* **DIRECTIVE**
Give the data again, word for word.

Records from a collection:
* * *
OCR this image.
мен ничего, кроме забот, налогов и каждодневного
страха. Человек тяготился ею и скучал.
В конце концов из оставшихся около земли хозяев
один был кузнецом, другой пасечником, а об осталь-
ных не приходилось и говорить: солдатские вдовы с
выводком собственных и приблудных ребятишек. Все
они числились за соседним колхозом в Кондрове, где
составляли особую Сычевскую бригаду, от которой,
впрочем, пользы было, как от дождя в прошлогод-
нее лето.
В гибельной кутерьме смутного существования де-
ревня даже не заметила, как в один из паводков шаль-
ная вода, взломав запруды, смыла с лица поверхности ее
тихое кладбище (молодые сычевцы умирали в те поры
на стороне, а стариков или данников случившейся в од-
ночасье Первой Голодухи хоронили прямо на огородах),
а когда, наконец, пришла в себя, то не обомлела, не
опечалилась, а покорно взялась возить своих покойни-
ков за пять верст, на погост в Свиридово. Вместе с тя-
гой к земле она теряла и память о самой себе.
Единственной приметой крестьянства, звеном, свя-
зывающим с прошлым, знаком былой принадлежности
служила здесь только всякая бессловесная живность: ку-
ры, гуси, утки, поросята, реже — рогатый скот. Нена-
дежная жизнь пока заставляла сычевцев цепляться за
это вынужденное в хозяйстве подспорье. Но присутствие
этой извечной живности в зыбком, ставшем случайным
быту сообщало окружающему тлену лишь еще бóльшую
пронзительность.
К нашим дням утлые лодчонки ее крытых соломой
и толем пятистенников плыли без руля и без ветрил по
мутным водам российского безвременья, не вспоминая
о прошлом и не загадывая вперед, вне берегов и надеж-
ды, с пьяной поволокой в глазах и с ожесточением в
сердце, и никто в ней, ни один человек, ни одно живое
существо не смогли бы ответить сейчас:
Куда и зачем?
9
* * *
* **SOLVED PROBLEM**
OCR this image.
мен ничего, кроме забот, налогов и каждодневного
страха. Человек тяготился ею и скучал.
В конце концов из оставшихся около земли хозяев
один был кузнецом, другой пасечником, а об осталь-
ных не приходилось и говорить: солдатские вдовы с
выводком собственных и приблудных ребятишек. Все
они числились за соседним колхозом в Кондрове, где
составляли особую Сычевскую бригаду, от которой,
впрочем, пользы было, как от дождя в прошлогод-
нее лето.
В гибельной кутерьме смутного существования де-
ревня даже не заметила, как в один из паводков шаль-
ная вода, взломав запруды, смыла с лица поверхности ее
тихое кладбище (молодые сычевцы умирали в те поры
на стороне, а стариков или данников случившейся в од-
ночасье Первой Голодухи хоронили прямо на огородах),
а когда, наконец, пришла в себя, то не обомлела, не
опечалилась, а покорно взялась возить своих покойни-
ков за пять верст, на погост в Свиридово. Вместе с тя-
гой к земле она теряла и память о самой себе.
Единственной приметой крестьянства, звеном, свя-
зывающим с прошлым, знаком былой принадлежности
служила здесь только всякая бессловесная живность: ку-
ры, гуси, утки, поросята, реже — рогатый скот. Нена-
дежная жизнь пока заставляла сычевцев цепляться за
это вынужденное в хозяйстве подспорье. Но присутствие
этой извечной живности в зыбком, ставшем случайным
быту сообщало окружающему тлену лишь еще бóльшую
пронзительность.
К нашим дням утлые лодчонки ее крытых соломой
и толем пятистенников плыли без руля и без ветрил по
мутным водам российского безвременья, не вспоминая
о прошлом и не загадывая вперед, вне берегов и надеж-
ды, с пьяной поволокой в глазах и с ожесточением в
сердце, и никто в ней, ни один человек, ни одно живое
существо не смогли бы ответить сейчас:
Куда и зачем?
9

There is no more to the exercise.